→ **DATASET RECORDS**:
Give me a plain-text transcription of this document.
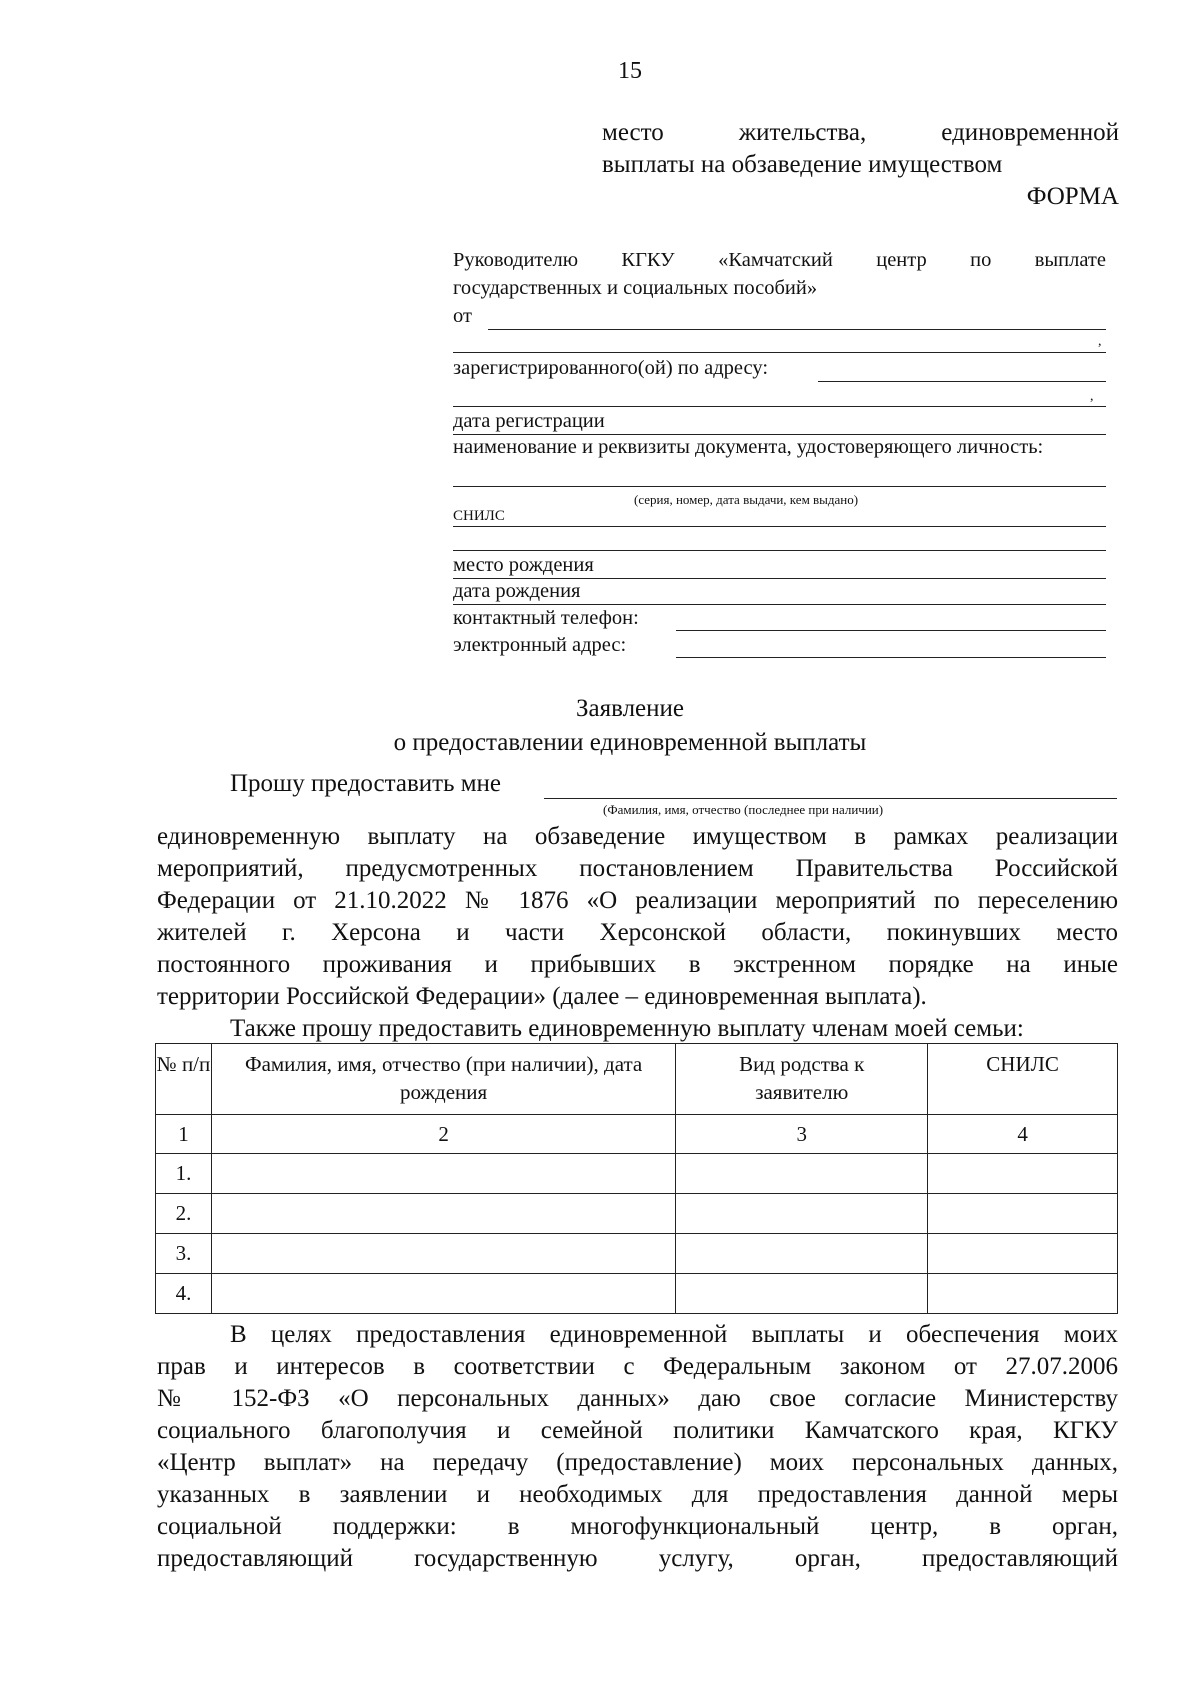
15
место	жительства,	единовременной
выплаты на обзаведение имуществом
ФОРМА
Руководителю КГКУ «Камчатский центр по выплате
государственных и социальных пособий»
от
,
зарегистрированного(ой) по адресу:
,
дата регистрации
наименование и реквизиты документа, удостоверяющего личность:
(серия, номер, дата выдачи, кем выдано)
СНИЛС
место рождения
дата рождения
контактный телефон:
электронный адрес:
Заявление
о предоставлении единовременной выплаты
Прошу предоставить мне
(Фамилия, имя, отчество (последнее при наличии)
единовременную выплату на обзаведение имуществом в рамках реализации
мероприятий, предусмотренных постановлением Правительства Российской
Федерации от 21.10.2022 № 1876 «О реализации мероприятий по переселению
жителей г. Херсона и части Херсонской области, покинувших место
постоянного проживания и прибывших в экстренном порядке на иные
территории Российской Федерации» (далее – единовременная выплата).
Также прошу предоставить единовременную выплату членам моей семьи:
№ п/п	Фамилия, имя, отчество (при наличии), дата рождения	Вид родства к заявителю	СНИЛС
1	2	3	4
1.			
2.			
3.			
4.			
В целях предоставления единовременной выплаты и обеспечения моих
прав и интересов в соответствии с Федеральным законом от 27.07.2006
№ 152-ФЗ «О персональных данных» даю свое согласие Министерству
социального благополучия и семейной политики Камчатского края, КГКУ
«Центр выплат» на передачу (предоставление) моих персональных данных,
указанных в заявлении и необходимых для предоставления данной меры
социальной поддержки: в многофункциональный центр, в орган,
предоставляющий государственную услугу, орган, предоставляющий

→ **WORK REQUIRED**: Tell how many lines of the records above hold the string "орган". Give no other text.

→ **SOLUTION FOR THIS EXERCISE**: 2